Figure record extracts:
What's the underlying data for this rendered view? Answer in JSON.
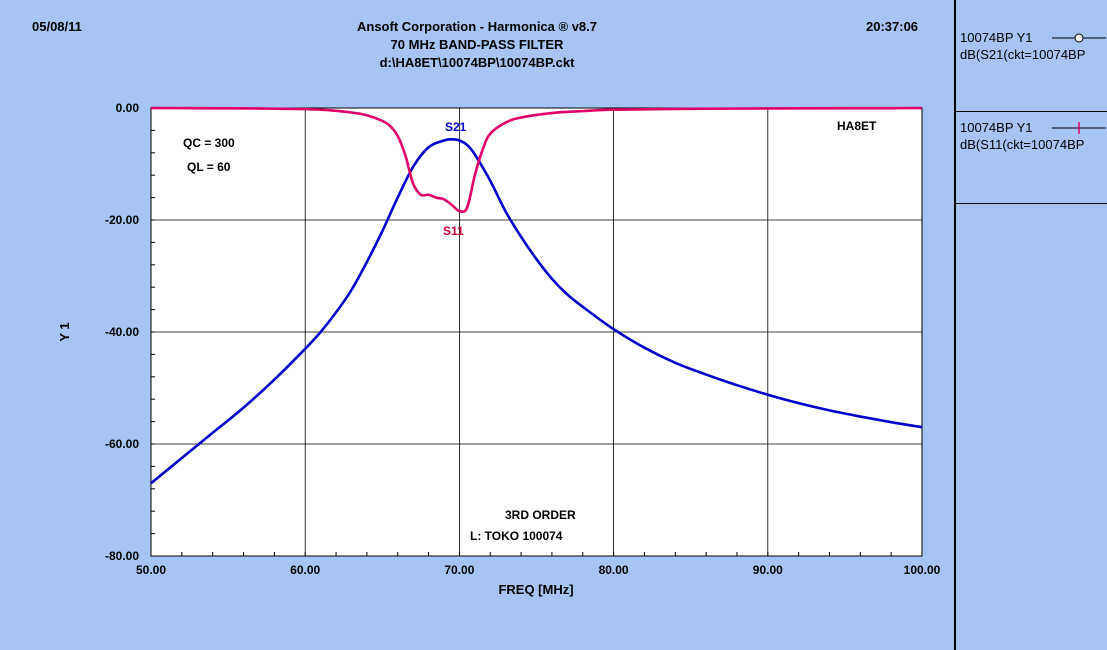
{
  "header": {
    "date": "05/08/11",
    "time": "20:37:06",
    "title1": "Ansoft Corporation - Harmonica ® v8.7",
    "title2": "70 MHz BAND-PASS FILTER",
    "title3": "d:\\HA8ET\\10074BP\\10074BP.ckt"
  },
  "annotations": {
    "qc": "QC = 300",
    "ql": "QL = 60",
    "author": "HA8ET",
    "order": "3RD ORDER",
    "inductor": "L: TOKO 100074",
    "s21_label": "S21",
    "s11_label": "S11"
  },
  "legend": [
    {
      "line1": "10074BP Y1",
      "line2": "dB(S21(ckt=10074BP",
      "color": "#0000cc",
      "marker": "circle"
    },
    {
      "line1": "10074BP Y1",
      "line2": "dB(S11(ckt=10074BP",
      "color": "#e0006a",
      "marker": "plus"
    }
  ],
  "chart_data": {
    "type": "line",
    "xlabel": "FREQ [MHz]",
    "ylabel": "Y 1",
    "xlim": [
      50,
      100
    ],
    "ylim": [
      -80,
      0
    ],
    "xticks": [
      "50.00",
      "60.00",
      "70.00",
      "80.00",
      "90.00",
      "100.00"
    ],
    "yticks": [
      "0.00",
      "-20.00",
      "-40.00",
      "-60.00",
      "-80.00"
    ],
    "grid": true,
    "series": [
      {
        "name": "S21",
        "color": "#0000cc",
        "x": [
          50,
          52,
          54,
          56,
          58,
          60,
          61,
          62,
          63,
          64,
          65,
          66,
          67,
          68,
          69,
          69.5,
          70,
          70.5,
          71,
          72,
          73,
          74,
          75,
          76,
          77,
          78,
          80,
          82,
          84,
          86,
          88,
          90,
          92,
          94,
          96,
          98,
          100
        ],
        "y": [
          -67,
          -62.5,
          -58,
          -53.5,
          -48.5,
          -43,
          -40,
          -36.5,
          -32.5,
          -27.5,
          -22,
          -16,
          -10.5,
          -7,
          -5.8,
          -5.6,
          -5.8,
          -6.6,
          -8.3,
          -13,
          -18.5,
          -23,
          -27,
          -30.5,
          -33.3,
          -35.5,
          -39.5,
          -42.8,
          -45.5,
          -47.6,
          -49.5,
          -51.2,
          -52.7,
          -54,
          -55.1,
          -56.1,
          -57
        ]
      },
      {
        "name": "S11",
        "color": "#e0006a",
        "x": [
          50,
          55,
          60,
          62,
          63,
          64,
          65,
          65.5,
          66,
          66.5,
          67,
          67.5,
          68,
          68.5,
          69,
          69.5,
          70,
          70.5,
          71,
          71.5,
          72,
          73,
          74,
          76,
          78,
          80,
          85,
          90,
          95,
          100
        ],
        "y": [
          -0.02,
          -0.05,
          -0.2,
          -0.5,
          -0.8,
          -1.3,
          -2.3,
          -3.2,
          -5,
          -8.5,
          -13.5,
          -15.5,
          -15.5,
          -16,
          -16.3,
          -17.3,
          -18.4,
          -17.8,
          -12,
          -7.5,
          -4.6,
          -2.6,
          -1.7,
          -0.9,
          -0.55,
          -0.3,
          -0.15,
          -0.08,
          -0.04,
          -0.02
        ]
      }
    ]
  }
}
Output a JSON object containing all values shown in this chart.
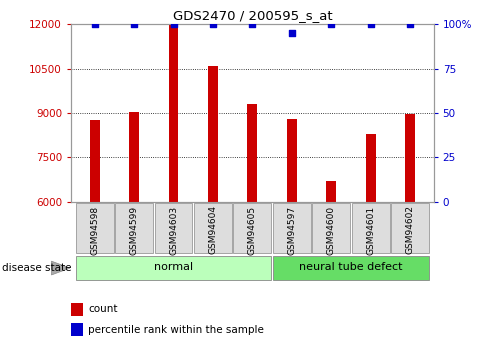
{
  "title": "GDS2470 / 200595_s_at",
  "samples": [
    "GSM94598",
    "GSM94599",
    "GSM94603",
    "GSM94604",
    "GSM94605",
    "GSM94597",
    "GSM94600",
    "GSM94601",
    "GSM94602"
  ],
  "counts": [
    8750,
    9050,
    12000,
    10600,
    9300,
    8800,
    6700,
    8300,
    8950
  ],
  "percentiles": [
    100,
    100,
    100,
    100,
    100,
    95,
    100,
    100,
    100
  ],
  "disease_states": [
    "normal",
    "normal",
    "normal",
    "normal",
    "normal",
    "neural tube defect",
    "neural tube defect",
    "neural tube defect",
    "neural tube defect"
  ],
  "bar_color": "#cc0000",
  "dot_color": "#0000cc",
  "ylim_left": [
    6000,
    12000
  ],
  "ylim_right": [
    0,
    100
  ],
  "yticks_left": [
    6000,
    7500,
    9000,
    10500,
    12000
  ],
  "yticks_right": [
    0,
    25,
    50,
    75,
    100
  ],
  "ytick_labels_right": [
    "0",
    "25",
    "50",
    "75",
    "100%"
  ],
  "normal_color": "#bbffbb",
  "defect_color": "#66dd66",
  "normal_label": "normal",
  "defect_label": "neural tube defect",
  "legend_count": "count",
  "legend_percentile": "percentile rank within the sample",
  "disease_state_label": "disease state",
  "label_bg": "#dddddd",
  "ybase": 6000
}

■ TASK REQUIREMENTS ■
Would you mind returning each entry above word for word, skipping the images?

■ THE RESULT ■
What's the underlying data for this rendered view? Answer in JSON.
{
  "header": {
    "date": "05/08/11",
    "time": "20:37:06",
    "title1": "Ansoft Corporation - Harmonica ® v8.7",
    "title2": "70 MHz BAND-PASS FILTER",
    "title3": "d:\\HA8ET\\10074BP\\10074BP.ckt"
  },
  "annotations": {
    "qc": "QC = 300",
    "ql": "QL = 60",
    "author": "HA8ET",
    "order": "3RD ORDER",
    "inductor": "L: TOKO 100074",
    "s21_label": "S21",
    "s11_label": "S11"
  },
  "legend": [
    {
      "line1": "10074BP Y1",
      "line2": "dB(S21(ckt=10074BP",
      "color": "#0000cc",
      "marker": "circle"
    },
    {
      "line1": "10074BP Y1",
      "line2": "dB(S11(ckt=10074BP",
      "color": "#e0006a",
      "marker": "plus"
    }
  ],
  "chart_data": {
    "type": "line",
    "xlabel": "FREQ [MHz]",
    "ylabel": "Y 1",
    "xlim": [
      50,
      100
    ],
    "ylim": [
      -80,
      0
    ],
    "xticks": [
      "50.00",
      "60.00",
      "70.00",
      "80.00",
      "90.00",
      "100.00"
    ],
    "yticks": [
      "0.00",
      "-20.00",
      "-40.00",
      "-60.00",
      "-80.00"
    ],
    "grid": true,
    "series": [
      {
        "name": "S21",
        "color": "#0000cc",
        "x": [
          50,
          52,
          54,
          56,
          58,
          60,
          61,
          62,
          63,
          64,
          65,
          66,
          67,
          68,
          69,
          69.5,
          70,
          70.5,
          71,
          72,
          73,
          74,
          75,
          76,
          77,
          78,
          80,
          82,
          84,
          86,
          88,
          90,
          92,
          94,
          96,
          98,
          100
        ],
        "y": [
          -67,
          -62.5,
          -58,
          -53.5,
          -48.5,
          -43,
          -40,
          -36.5,
          -32.5,
          -27.5,
          -22,
          -16,
          -10.5,
          -7,
          -5.8,
          -5.6,
          -5.8,
          -6.6,
          -8.3,
          -13,
          -18.5,
          -23,
          -27,
          -30.5,
          -33.3,
          -35.5,
          -39.5,
          -42.8,
          -45.5,
          -47.6,
          -49.5,
          -51.2,
          -52.7,
          -54,
          -55.1,
          -56.1,
          -57
        ]
      },
      {
        "name": "S11",
        "color": "#e0006a",
        "x": [
          50,
          55,
          60,
          62,
          63,
          64,
          65,
          65.5,
          66,
          66.5,
          67,
          67.5,
          68,
          68.5,
          69,
          69.5,
          70,
          70.5,
          71,
          71.5,
          72,
          73,
          74,
          76,
          78,
          80,
          85,
          90,
          95,
          100
        ],
        "y": [
          -0.02,
          -0.05,
          -0.2,
          -0.5,
          -0.8,
          -1.3,
          -2.3,
          -3.2,
          -5,
          -8.5,
          -13.5,
          -15.5,
          -15.5,
          -16,
          -16.3,
          -17.3,
          -18.4,
          -17.8,
          -12,
          -7.5,
          -4.6,
          -2.6,
          -1.7,
          -0.9,
          -0.55,
          -0.3,
          -0.15,
          -0.08,
          -0.04,
          -0.02
        ]
      }
    ]
  }
}
Output a JSON object containing all values shown in this chart.
{
  "title": "GDS2470 / 200595_s_at",
  "samples": [
    "GSM94598",
    "GSM94599",
    "GSM94603",
    "GSM94604",
    "GSM94605",
    "GSM94597",
    "GSM94600",
    "GSM94601",
    "GSM94602"
  ],
  "counts": [
    8750,
    9050,
    12000,
    10600,
    9300,
    8800,
    6700,
    8300,
    8950
  ],
  "percentiles": [
    100,
    100,
    100,
    100,
    100,
    95,
    100,
    100,
    100
  ],
  "disease_states": [
    "normal",
    "normal",
    "normal",
    "normal",
    "normal",
    "neural tube defect",
    "neural tube defect",
    "neural tube defect",
    "neural tube defect"
  ],
  "bar_color": "#cc0000",
  "dot_color": "#0000cc",
  "ylim_left": [
    6000,
    12000
  ],
  "ylim_right": [
    0,
    100
  ],
  "yticks_left": [
    6000,
    7500,
    9000,
    10500,
    12000
  ],
  "yticks_right": [
    0,
    25,
    50,
    75,
    100
  ],
  "ytick_labels_right": [
    "0",
    "25",
    "50",
    "75",
    "100%"
  ],
  "normal_color": "#bbffbb",
  "defect_color": "#66dd66",
  "normal_label": "normal",
  "defect_label": "neural tube defect",
  "legend_count": "count",
  "legend_percentile": "percentile rank within the sample",
  "disease_state_label": "disease state",
  "label_bg": "#dddddd",
  "ybase": 6000
}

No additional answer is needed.